═════ Source data

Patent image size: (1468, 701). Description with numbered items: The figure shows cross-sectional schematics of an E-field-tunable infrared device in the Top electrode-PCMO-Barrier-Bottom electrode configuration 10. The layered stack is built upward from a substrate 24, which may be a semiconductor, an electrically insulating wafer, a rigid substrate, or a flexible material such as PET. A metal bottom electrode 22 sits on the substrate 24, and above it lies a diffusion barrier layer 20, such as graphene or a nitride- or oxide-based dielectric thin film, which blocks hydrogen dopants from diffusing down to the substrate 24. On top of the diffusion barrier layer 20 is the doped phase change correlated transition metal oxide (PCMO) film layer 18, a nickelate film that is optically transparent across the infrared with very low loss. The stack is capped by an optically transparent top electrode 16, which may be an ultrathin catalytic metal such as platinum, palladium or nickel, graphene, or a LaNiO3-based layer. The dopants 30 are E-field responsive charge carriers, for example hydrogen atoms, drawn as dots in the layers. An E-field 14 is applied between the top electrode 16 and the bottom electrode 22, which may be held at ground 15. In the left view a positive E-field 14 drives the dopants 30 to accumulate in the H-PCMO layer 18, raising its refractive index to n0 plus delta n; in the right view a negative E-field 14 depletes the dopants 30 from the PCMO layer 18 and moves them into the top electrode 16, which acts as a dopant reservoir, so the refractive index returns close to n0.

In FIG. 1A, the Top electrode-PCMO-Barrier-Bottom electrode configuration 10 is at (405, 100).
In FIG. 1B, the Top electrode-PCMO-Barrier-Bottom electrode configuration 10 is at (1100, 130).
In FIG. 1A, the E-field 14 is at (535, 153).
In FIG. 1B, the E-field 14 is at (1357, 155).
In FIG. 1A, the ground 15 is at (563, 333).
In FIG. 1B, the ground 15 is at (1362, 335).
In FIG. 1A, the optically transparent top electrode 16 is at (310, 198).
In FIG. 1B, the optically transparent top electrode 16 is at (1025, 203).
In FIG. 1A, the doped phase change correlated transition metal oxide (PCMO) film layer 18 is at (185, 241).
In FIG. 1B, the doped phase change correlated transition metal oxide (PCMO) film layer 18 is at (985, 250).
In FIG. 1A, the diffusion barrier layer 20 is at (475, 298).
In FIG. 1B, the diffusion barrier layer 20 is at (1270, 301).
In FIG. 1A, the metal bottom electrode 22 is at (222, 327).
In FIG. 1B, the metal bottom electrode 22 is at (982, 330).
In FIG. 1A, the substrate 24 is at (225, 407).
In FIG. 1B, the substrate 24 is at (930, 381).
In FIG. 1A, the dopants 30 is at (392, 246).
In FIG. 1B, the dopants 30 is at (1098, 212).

══════════

- Aim:
Copy out the listing above word for word, from its opening line through the line that contains "In FIG. 1B, the ground 15 is at (1362, 335).", including both.

- Solution for this problem:
Patent image size: (1468, 701). Description with numbered items: The figure shows cross-sectional schematics of an E-field-tunable infrared device in the Top electrode-PCMO-Barrier-Bottom electrode configuration 10. The layered stack is built upward from a substrate 24, which may be a semiconductor, an electrically insulating wafer, a rigid substrate, or a flexible material such as PET. A metal bottom electrode 22 sits on the substrate 24, and above it lies a diffusion barrier layer 20, such as graphene or a nitride- or oxide-based dielectric thin film, which blocks hydrogen dopants from diffusing down to the substrate 24. On top of the diffusion barrier layer 20 is the doped phase change correlated transition metal oxide (PCMO) film layer 18, a nickelate film that is optically transparent across the infrared with very low loss. The stack is capped by an optically transparent top electrode 16, which may be an ultrathin catalytic metal such as platinum, palladium or nickel, graphene, or a LaNiO3-based layer. The dopants 30 are E-field responsive charge carriers, for example hydrogen atoms, drawn as dots in the layers. An E-field 14 is applied between the top electrode 16 and the bottom electrode 22, which may be held at ground 15. In the left view a positive E-field 14 drives the dopants 30 to accumulate in the H-PCMO layer 18, raising its refractive index to n0 plus delta n; in the right view a negative E-field 14 depletes the dopants 30 from the PCMO layer 18 and moves them into the top electrode 16, which acts as a dopant reservoir, so the refractive index returns close to n0.

In FIG. 1A, the Top electrode-PCMO-Barrier-Bottom electrode configuration 10 is at (405, 100).
In FIG. 1B, the Top electrode-PCMO-Barrier-Bottom electrode configuration 10 is at (1100, 130).
In FIG. 1A, the E-field 14 is at (535, 153).
In FIG. 1B, the E-field 14 is at (1357, 155).
In FIG. 1A, the ground 15 is at (563, 333).
In FIG. 1B, the ground 15 is at (1362, 335).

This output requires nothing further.